Figure dataset records
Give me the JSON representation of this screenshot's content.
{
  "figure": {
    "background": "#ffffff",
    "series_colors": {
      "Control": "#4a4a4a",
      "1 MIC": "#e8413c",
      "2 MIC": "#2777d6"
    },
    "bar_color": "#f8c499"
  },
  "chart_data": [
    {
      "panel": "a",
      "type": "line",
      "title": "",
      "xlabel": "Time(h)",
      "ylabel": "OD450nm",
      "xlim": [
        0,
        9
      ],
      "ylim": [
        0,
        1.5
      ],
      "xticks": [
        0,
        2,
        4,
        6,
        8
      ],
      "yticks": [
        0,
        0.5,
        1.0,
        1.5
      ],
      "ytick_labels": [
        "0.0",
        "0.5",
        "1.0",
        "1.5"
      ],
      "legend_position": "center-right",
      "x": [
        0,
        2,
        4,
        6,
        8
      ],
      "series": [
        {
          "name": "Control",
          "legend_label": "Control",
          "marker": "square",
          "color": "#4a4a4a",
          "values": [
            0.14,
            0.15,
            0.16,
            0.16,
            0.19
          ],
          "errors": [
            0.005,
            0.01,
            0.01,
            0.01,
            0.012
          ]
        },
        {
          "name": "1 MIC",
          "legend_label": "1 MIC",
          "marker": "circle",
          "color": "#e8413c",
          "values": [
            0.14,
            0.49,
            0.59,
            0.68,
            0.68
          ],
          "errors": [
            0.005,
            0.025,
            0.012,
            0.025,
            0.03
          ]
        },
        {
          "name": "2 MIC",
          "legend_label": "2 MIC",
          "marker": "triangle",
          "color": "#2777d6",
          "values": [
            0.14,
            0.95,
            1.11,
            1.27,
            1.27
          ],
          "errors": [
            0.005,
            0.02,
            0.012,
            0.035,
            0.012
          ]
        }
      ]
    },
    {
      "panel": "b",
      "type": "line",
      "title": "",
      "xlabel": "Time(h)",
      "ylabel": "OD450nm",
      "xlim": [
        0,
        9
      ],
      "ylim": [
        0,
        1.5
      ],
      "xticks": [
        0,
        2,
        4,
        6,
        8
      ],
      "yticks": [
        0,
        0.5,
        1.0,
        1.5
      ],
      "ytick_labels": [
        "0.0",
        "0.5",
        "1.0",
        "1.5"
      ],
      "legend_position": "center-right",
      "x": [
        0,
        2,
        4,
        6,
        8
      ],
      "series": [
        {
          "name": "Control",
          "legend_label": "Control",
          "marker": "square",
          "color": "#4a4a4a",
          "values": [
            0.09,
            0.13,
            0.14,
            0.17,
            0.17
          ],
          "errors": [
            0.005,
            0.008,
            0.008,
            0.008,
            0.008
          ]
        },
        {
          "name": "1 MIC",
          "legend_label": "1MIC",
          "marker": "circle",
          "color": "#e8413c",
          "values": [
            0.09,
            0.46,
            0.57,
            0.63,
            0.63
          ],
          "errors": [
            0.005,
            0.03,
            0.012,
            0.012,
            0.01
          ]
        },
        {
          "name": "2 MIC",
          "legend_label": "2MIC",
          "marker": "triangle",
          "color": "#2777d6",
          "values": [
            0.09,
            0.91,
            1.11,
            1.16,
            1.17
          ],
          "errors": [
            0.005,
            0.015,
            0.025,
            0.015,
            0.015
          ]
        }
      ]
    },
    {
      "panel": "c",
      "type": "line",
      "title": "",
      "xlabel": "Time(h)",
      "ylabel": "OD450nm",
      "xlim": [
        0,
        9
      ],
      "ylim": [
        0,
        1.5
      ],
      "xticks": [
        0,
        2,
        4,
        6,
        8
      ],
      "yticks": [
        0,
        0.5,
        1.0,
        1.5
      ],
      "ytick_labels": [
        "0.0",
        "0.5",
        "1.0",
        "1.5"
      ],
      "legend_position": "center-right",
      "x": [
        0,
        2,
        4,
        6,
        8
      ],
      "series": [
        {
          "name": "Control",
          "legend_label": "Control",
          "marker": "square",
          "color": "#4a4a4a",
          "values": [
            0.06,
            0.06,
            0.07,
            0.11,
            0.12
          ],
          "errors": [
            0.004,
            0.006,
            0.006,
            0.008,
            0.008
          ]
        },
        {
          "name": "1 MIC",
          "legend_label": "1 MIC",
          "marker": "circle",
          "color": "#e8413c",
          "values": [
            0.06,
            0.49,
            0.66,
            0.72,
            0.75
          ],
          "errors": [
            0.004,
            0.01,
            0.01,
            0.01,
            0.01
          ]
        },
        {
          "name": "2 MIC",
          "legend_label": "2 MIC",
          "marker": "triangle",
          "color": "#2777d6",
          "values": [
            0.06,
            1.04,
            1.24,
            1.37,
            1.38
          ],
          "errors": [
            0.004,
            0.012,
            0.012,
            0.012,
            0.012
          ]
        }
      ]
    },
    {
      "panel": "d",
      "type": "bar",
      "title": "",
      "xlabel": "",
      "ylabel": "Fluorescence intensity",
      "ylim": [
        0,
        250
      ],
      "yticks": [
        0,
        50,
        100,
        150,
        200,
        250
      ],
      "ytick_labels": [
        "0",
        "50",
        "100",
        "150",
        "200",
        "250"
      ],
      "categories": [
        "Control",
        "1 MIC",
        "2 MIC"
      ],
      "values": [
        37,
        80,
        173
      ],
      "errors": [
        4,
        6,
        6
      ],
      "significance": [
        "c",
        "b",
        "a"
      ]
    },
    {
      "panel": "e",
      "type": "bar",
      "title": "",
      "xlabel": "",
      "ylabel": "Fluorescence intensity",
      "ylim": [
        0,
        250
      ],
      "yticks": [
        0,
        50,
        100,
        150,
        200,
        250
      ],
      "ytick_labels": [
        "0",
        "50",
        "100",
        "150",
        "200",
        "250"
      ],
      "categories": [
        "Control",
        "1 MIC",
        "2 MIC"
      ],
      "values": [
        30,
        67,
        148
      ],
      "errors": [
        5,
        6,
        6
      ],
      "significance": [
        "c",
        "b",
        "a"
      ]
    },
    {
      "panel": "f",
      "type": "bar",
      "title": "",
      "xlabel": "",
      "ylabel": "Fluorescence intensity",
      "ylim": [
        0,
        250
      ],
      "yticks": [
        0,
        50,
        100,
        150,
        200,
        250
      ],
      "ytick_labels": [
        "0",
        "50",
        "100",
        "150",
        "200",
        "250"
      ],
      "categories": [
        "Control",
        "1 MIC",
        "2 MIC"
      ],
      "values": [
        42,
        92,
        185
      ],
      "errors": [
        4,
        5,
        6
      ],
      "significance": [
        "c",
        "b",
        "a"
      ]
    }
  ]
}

WRITTEN PROBLEM
Copy out the whole listing exactly; please set it all down.

SOLUTION FOR THIS EXERCISE
Give me the JSON representation of this screenshot's content.
{
  "figure": {
    "background": "#ffffff",
    "series_colors": {
      "Control": "#4a4a4a",
      "1 MIC": "#e8413c",
      "2 MIC": "#2777d6"
    },
    "bar_color": "#f8c499"
  },
  "chart_data": [
    {
      "panel": "a",
      "type": "line",
      "title": "",
      "xlabel": "Time(h)",
      "ylabel": "OD450nm",
      "xlim": [
        0,
        9
      ],
      "ylim": [
        0,
        1.5
      ],
      "xticks": [
        0,
        2,
        4,
        6,
        8
      ],
      "yticks": [
        0,
        0.5,
        1.0,
        1.5
      ],
      "ytick_labels": [
        "0.0",
        "0.5",
        "1.0",
        "1.5"
      ],
      "legend_position": "center-right",
      "x": [
        0,
        2,
        4,
        6,
        8
      ],
      "series": [
        {
          "name": "Control",
          "legend_label": "Control",
          "marker": "square",
          "color": "#4a4a4a",
          "values": [
            0.14,
            0.15,
            0.16,
            0.16,
            0.19
          ],
          "errors": [
            0.005,
            0.01,
            0.01,
            0.01,
            0.012
          ]
        },
        {
          "name": "1 MIC",
          "legend_label": "1 MIC",
          "marker": "circle",
          "color": "#e8413c",
          "values": [
            0.14,
            0.49,
            0.59,
            0.68,
            0.68
          ],
          "errors": [
            0.005,
            0.025,
            0.012,
            0.025,
            0.03
          ]
        },
        {
          "name": "2 MIC",
          "legend_label": "2 MIC",
          "marker": "triangle",
          "color": "#2777d6",
          "values": [
            0.14,
            0.95,
            1.11,
            1.27,
            1.27
          ],
          "errors": [
            0.005,
            0.02,
            0.012,
            0.035,
            0.012
          ]
        }
      ]
    },
    {
      "panel": "b",
      "type": "line",
      "title": "",
      "xlabel": "Time(h)",
      "ylabel": "OD450nm",
      "xlim": [
        0,
        9
      ],
      "ylim": [
        0,
        1.5
      ],
      "xticks": [
        0,
        2,
        4,
        6,
        8
      ],
      "yticks": [
        0,
        0.5,
        1.0,
        1.5
      ],
      "ytick_labels": [
        "0.0",
        "0.5",
        "1.0",
        "1.5"
      ],
      "legend_position": "center-right",
      "x": [
        0,
        2,
        4,
        6,
        8
      ],
      "series": [
        {
          "name": "Control",
          "legend_label": "Control",
          "marker": "square",
          "color": "#4a4a4a",
          "values": [
            0.09,
            0.13,
            0.14,
            0.17,
            0.17
          ],
          "errors": [
            0.005,
            0.008,
            0.008,
            0.008,
            0.008
          ]
        },
        {
          "name": "1 MIC",
          "legend_label": "1MIC",
          "marker": "circle",
          "color": "#e8413c",
          "values": [
            0.09,
            0.46,
            0.57,
            0.63,
            0.63
          ],
          "errors": [
            0.005,
            0.03,
            0.012,
            0.012,
            0.01
          ]
        },
        {
          "name": "2 MIC",
          "legend_label": "2MIC",
          "marker": "triangle",
          "color": "#2777d6",
          "values": [
            0.09,
            0.91,
            1.11,
            1.16,
            1.17
          ],
          "errors": [
            0.005,
            0.015,
            0.025,
            0.015,
            0.015
          ]
        }
      ]
    },
    {
      "panel": "c",
      "type": "line",
      "title": "",
      "xlabel": "Time(h)",
      "ylabel": "OD450nm",
      "xlim": [
        0,
        9
      ],
      "ylim": [
        0,
        1.5
      ],
      "xticks": [
        0,
        2,
        4,
        6,
        8
      ],
      "yticks": [
        0,
        0.5,
        1.0,
        1.5
      ],
      "ytick_labels": [
        "0.0",
        "0.5",
        "1.0",
        "1.5"
      ],
      "legend_position": "center-right",
      "x": [
        0,
        2,
        4,
        6,
        8
      ],
      "series": [
        {
          "name": "Control",
          "legend_label": "Control",
          "marker": "square",
          "color": "#4a4a4a",
          "values": [
            0.06,
            0.06,
            0.07,
            0.11,
            0.12
          ],
          "errors": [
            0.004,
            0.006,
            0.006,
            0.008,
            0.008
          ]
        },
        {
          "name": "1 MIC",
          "legend_label": "1 MIC",
          "marker": "circle",
          "color": "#e8413c",
          "values": [
            0.06,
            0.49,
            0.66,
            0.72,
            0.75
          ],
          "errors": [
            0.004,
            0.01,
            0.01,
            0.01,
            0.01
          ]
        },
        {
          "name": "2 MIC",
          "legend_label": "2 MIC",
          "marker": "triangle",
          "color": "#2777d6",
          "values": [
            0.06,
            1.04,
            1.24,
            1.37,
            1.38
          ],
          "errors": [
            0.004,
            0.012,
            0.012,
            0.012,
            0.012
          ]
        }
      ]
    },
    {
      "panel": "d",
      "type": "bar",
      "title": "",
      "xlabel": "",
      "ylabel": "Fluorescence intensity",
      "ylim": [
        0,
        250
      ],
      "yticks": [
        0,
        50,
        100,
        150,
        200,
        250
      ],
      "ytick_labels": [
        "0",
        "50",
        "100",
        "150",
        "200",
        "250"
      ],
      "categories": [
        "Control",
        "1 MIC",
        "2 MIC"
      ],
      "values": [
        37,
        80,
        173
      ],
      "errors": [
        4,
        6,
        6
      ],
      "significance": [
        "c",
        "b",
        "a"
      ]
    },
    {
      "panel": "e",
      "type": "bar",
      "title": "",
      "xlabel": "",
      "ylabel": "Fluorescence intensity",
      "ylim": [
        0,
        250
      ],
      "yticks": [
        0,
        50,
        100,
        150,
        200,
        250
      ],
      "ytick_labels": [
        "0",
        "50",
        "100",
        "150",
        "200",
        "250"
      ],
      "categories": [
        "Control",
        "1 MIC",
        "2 MIC"
      ],
      "values": [
        30,
        67,
        148
      ],
      "errors": [
        5,
        6,
        6
      ],
      "significance": [
        "c",
        "b",
        "a"
      ]
    },
    {
      "panel": "f",
      "type": "bar",
      "title": "",
      "xlabel": "",
      "ylabel": "Fluorescence intensity",
      "ylim": [
        0,
        250
      ],
      "yticks": [
        0,
        50,
        100,
        150,
        200,
        250
      ],
      "ytick_labels": [
        "0",
        "50",
        "100",
        "150",
        "200",
        "250"
      ],
      "categories": [
        "Control",
        "1 MIC",
        "2 MIC"
      ],
      "values": [
        42,
        92,
        185
      ],
      "errors": [
        4,
        5,
        6
      ],
      "significance": [
        "c",
        "b",
        "a"
      ]
    }
  ]
}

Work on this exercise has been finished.